• [WORK TO COMPLETE] Gather all lines from the material that contain the word "Ensemble".
-- Begin --
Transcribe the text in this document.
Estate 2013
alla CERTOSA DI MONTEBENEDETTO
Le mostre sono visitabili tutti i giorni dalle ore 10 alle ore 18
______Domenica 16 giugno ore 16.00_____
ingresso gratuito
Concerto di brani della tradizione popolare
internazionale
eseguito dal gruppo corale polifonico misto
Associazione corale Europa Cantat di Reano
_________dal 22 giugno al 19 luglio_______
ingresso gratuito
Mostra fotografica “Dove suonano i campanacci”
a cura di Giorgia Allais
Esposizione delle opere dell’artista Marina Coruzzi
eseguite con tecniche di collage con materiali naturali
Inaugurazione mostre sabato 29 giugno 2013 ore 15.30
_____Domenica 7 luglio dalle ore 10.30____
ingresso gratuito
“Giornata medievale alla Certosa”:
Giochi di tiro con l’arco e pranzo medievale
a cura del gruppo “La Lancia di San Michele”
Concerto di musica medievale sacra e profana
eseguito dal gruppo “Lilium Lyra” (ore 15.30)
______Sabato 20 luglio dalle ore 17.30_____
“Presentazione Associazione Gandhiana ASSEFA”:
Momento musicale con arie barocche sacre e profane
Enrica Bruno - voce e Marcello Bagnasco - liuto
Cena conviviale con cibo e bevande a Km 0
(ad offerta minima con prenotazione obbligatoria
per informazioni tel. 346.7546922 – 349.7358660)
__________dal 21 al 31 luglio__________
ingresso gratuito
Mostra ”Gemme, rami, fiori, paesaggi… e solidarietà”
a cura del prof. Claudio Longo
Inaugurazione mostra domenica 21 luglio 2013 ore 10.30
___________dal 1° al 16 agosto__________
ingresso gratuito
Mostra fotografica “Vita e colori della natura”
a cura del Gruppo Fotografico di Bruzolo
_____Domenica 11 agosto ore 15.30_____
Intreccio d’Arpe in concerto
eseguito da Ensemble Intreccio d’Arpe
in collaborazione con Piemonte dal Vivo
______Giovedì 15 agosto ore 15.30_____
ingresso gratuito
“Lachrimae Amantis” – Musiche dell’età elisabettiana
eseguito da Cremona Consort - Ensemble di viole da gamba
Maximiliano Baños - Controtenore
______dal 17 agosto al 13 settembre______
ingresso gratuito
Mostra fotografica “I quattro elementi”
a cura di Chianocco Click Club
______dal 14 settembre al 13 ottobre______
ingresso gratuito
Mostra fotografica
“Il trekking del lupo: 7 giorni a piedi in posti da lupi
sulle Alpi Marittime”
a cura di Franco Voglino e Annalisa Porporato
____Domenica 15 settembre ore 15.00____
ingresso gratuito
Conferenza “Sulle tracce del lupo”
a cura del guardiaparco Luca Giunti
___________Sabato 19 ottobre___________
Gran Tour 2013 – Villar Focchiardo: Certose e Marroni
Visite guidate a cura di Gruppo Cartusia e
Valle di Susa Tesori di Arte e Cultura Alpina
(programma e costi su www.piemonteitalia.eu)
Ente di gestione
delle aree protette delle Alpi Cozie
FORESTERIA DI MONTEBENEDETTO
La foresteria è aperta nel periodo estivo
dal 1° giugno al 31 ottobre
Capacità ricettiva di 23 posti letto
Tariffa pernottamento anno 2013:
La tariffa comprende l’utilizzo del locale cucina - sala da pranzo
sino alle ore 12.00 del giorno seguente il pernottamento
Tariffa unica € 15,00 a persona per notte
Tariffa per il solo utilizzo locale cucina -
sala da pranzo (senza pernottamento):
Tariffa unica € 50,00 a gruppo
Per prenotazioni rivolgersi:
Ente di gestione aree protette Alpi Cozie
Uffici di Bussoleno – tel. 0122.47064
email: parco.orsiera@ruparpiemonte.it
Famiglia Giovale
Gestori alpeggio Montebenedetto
-- End --
• [CORRECT RESULT]
eseguito da Ensemble Intreccio d’Arpe
eseguito da Cremona Consort - Ensemble di viole da gamba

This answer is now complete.